Task to carry out
From the entries below, count every line that contains the word "text". Please give the number and nothing else.

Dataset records
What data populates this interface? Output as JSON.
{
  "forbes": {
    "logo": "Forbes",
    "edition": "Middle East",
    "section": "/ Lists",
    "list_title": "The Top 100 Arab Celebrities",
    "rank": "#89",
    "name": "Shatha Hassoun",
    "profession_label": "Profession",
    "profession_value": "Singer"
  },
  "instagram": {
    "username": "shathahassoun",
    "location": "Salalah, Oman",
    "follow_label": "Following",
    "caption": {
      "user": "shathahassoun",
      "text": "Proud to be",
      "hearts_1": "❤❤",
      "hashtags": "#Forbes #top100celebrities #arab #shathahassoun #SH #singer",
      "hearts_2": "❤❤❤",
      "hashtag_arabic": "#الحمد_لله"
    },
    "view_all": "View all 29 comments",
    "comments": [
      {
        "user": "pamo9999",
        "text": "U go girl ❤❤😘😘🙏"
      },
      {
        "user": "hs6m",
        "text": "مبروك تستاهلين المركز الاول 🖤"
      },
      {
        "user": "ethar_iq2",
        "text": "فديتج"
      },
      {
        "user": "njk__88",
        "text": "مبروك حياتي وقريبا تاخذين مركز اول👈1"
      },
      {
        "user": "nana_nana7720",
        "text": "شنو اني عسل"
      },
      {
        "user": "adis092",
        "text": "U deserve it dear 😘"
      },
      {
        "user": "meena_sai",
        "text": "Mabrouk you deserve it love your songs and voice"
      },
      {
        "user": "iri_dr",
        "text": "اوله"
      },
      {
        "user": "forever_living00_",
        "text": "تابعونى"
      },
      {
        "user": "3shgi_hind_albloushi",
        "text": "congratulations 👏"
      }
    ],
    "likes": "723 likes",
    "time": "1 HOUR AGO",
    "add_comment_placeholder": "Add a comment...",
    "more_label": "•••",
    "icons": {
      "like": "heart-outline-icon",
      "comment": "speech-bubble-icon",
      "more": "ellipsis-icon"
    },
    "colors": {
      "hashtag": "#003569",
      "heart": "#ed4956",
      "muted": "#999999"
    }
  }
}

Written solution
11